◆ **Work to be completed**
Repeat all entries exactly.

— begin —

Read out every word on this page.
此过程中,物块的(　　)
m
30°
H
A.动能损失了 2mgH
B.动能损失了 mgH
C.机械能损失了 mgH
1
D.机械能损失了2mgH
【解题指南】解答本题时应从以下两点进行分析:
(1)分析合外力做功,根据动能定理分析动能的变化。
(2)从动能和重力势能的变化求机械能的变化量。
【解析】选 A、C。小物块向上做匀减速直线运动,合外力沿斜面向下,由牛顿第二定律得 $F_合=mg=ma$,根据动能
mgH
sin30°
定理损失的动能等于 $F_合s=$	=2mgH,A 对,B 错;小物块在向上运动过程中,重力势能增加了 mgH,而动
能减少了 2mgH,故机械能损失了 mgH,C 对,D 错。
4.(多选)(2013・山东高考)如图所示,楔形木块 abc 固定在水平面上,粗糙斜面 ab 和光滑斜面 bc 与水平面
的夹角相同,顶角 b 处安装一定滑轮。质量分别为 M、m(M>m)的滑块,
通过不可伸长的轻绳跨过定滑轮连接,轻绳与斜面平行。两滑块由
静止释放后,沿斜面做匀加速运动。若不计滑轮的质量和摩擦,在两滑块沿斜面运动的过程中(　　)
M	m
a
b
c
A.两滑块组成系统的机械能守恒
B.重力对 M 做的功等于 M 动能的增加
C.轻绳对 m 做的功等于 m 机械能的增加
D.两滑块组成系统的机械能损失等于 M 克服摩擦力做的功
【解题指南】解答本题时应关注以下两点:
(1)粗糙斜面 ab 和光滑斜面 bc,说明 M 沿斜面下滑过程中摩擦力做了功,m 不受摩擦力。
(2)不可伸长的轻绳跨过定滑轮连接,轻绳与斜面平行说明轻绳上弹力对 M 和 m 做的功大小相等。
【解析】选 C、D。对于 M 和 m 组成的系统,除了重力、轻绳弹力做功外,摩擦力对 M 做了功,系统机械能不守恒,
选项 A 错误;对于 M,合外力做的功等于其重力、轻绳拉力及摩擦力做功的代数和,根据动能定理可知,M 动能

— end —

◆ **Solution for this problem**
Read out every word on this page.
此过程中,物块的(　　)
m
30°
H
A.动能损失了 2mgH
B.动能损失了 mgH
C.机械能损失了 mgH
1
D.机械能损失了2mgH
【解题指南】解答本题时应从以下两点进行分析:
(1)分析合外力做功,根据动能定理分析动能的变化。
(2)从动能和重力势能的变化求机械能的变化量。
【解析】选 A、C。小物块向上做匀减速直线运动,合外力沿斜面向下,由牛顿第二定律得 $F_合=mg=ma$,根据动能
mgH
sin30°
定理损失的动能等于 $F_合s=$	=2mgH,A 对,B 错;小物块在向上运动过程中,重力势能增加了 mgH,而动
能减少了 2mgH,故机械能损失了 mgH,C 对,D 错。
4.(多选)(2013・山东高考)如图所示,楔形木块 abc 固定在水平面上,粗糙斜面 ab 和光滑斜面 bc 与水平面
的夹角相同,顶角 b 处安装一定滑轮。质量分别为 M、m(M>m)的滑块,
通过不可伸长的轻绳跨过定滑轮连接,轻绳与斜面平行。两滑块由
静止释放后,沿斜面做匀加速运动。若不计滑轮的质量和摩擦,在两滑块沿斜面运动的过程中(　　)
M	m
a
b
c
A.两滑块组成系统的机械能守恒
B.重力对 M 做的功等于 M 动能的增加
C.轻绳对 m 做的功等于 m 机械能的增加
D.两滑块组成系统的机械能损失等于 M 克服摩擦力做的功
【解题指南】解答本题时应关注以下两点:
(1)粗糙斜面 ab 和光滑斜面 bc,说明 M 沿斜面下滑过程中摩擦力做了功,m 不受摩擦力。
(2)不可伸长的轻绳跨过定滑轮连接,轻绳与斜面平行说明轻绳上弹力对 M 和 m 做的功大小相等。
【解析】选 C、D。对于 M 和 m 组成的系统,除了重力、轻绳弹力做功外,摩擦力对 M 做了功,系统机械能不守恒,
选项 A 错误;对于 M,合外力做的功等于其重力、轻绳拉力及摩擦力做功的代数和,根据动能定理可知,M 动能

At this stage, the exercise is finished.